--- Written request ---
Copy out exactly the lines running from the one with "Output a JSON" through the final line, both ends included, and nothing else. Pictures stay out of the copy.

--- Data shown ---

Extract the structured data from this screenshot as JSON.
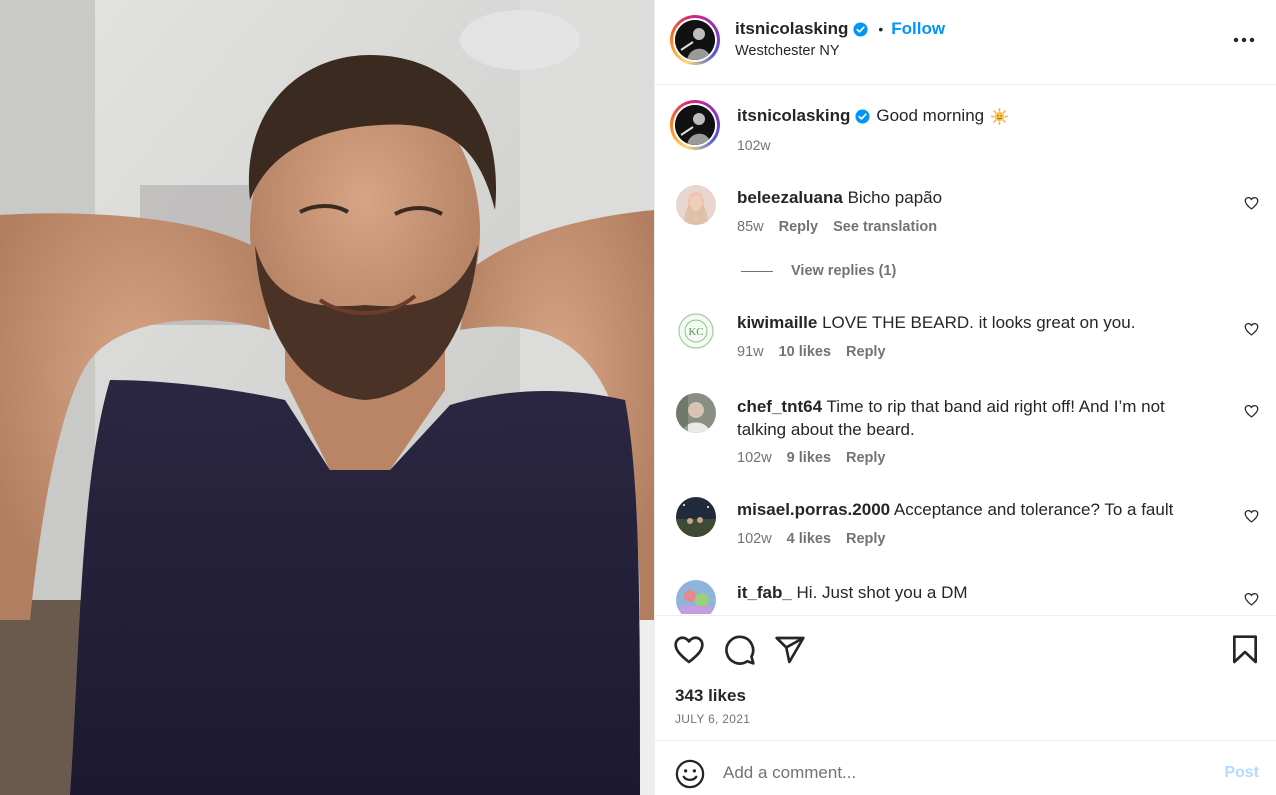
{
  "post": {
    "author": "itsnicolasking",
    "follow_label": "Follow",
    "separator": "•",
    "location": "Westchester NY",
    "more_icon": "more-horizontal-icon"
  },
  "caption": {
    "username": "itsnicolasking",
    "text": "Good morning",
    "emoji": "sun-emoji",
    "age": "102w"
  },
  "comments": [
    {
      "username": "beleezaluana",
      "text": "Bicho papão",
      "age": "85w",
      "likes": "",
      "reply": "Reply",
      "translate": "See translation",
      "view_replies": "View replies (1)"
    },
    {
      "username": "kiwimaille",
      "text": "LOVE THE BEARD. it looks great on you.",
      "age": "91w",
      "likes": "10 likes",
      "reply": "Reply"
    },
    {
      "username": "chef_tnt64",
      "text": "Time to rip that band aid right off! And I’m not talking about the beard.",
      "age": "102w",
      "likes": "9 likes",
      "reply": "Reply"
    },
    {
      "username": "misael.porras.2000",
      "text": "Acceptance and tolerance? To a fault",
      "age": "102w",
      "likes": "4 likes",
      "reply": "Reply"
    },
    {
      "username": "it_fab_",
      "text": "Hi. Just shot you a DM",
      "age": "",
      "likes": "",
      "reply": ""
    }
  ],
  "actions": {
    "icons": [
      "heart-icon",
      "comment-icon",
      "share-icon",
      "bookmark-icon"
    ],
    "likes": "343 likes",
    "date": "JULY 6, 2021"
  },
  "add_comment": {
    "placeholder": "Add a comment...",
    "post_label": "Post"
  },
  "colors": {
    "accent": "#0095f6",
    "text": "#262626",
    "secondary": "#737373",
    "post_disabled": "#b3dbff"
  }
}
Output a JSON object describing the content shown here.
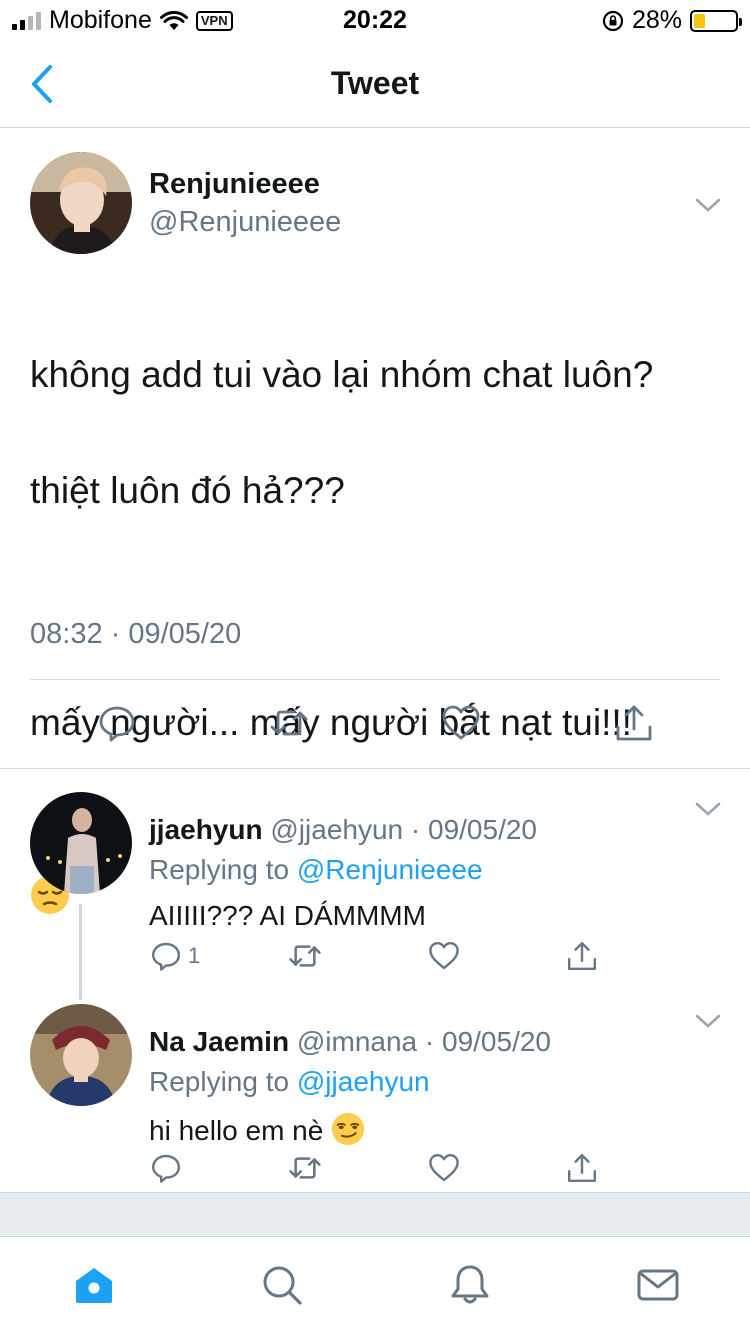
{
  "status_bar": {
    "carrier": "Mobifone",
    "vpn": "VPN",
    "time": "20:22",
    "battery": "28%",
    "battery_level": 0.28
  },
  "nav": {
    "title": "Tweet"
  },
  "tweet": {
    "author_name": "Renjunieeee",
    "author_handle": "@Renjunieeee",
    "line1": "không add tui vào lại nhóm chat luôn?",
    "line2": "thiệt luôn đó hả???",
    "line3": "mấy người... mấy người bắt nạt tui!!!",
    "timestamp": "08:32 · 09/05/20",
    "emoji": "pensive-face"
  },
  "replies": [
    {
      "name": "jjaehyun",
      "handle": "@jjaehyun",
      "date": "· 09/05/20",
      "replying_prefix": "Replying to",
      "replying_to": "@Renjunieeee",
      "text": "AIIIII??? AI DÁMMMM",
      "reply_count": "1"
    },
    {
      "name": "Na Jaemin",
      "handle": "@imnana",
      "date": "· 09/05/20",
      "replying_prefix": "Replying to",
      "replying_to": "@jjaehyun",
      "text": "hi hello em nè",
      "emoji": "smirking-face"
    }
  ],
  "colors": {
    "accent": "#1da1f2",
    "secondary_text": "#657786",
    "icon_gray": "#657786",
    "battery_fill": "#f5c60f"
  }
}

--- Reply ---
Output a JSON object describing the content shown here.
{
  "status_bar": {
    "carrier": "Mobifone",
    "vpn": "VPN",
    "time": "20:22",
    "battery": "28%",
    "battery_level": 0.28
  },
  "nav": {
    "title": "Tweet"
  },
  "tweet": {
    "author_name": "Renjunieeee",
    "author_handle": "@Renjunieeee",
    "line1": "không add tui vào lại nhóm chat luôn?",
    "line2": "thiệt luôn đó hả???",
    "line3": "mấy người... mấy người bắt nạt tui!!!",
    "timestamp": "08:32 · 09/05/20",
    "emoji": "pensive-face"
  },
  "replies": [
    {
      "name": "jjaehyun",
      "handle": "@jjaehyun",
      "date": "· 09/05/20",
      "replying_prefix": "Replying to",
      "replying_to": "@Renjunieeee",
      "text": "AIIIII??? AI DÁMMMM",
      "reply_count": "1"
    },
    {
      "name": "Na Jaemin",
      "handle": "@imnana",
      "date": "· 09/05/20",
      "replying_prefix": "Replying to",
      "replying_to": "@jjaehyun",
      "text": "hi hello em nè",
      "emoji": "smirking-face"
    }
  ],
  "colors": {
    "accent": "#1da1f2",
    "secondary_text": "#657786",
    "icon_gray": "#657786",
    "battery_fill": "#f5c60f"
  }
}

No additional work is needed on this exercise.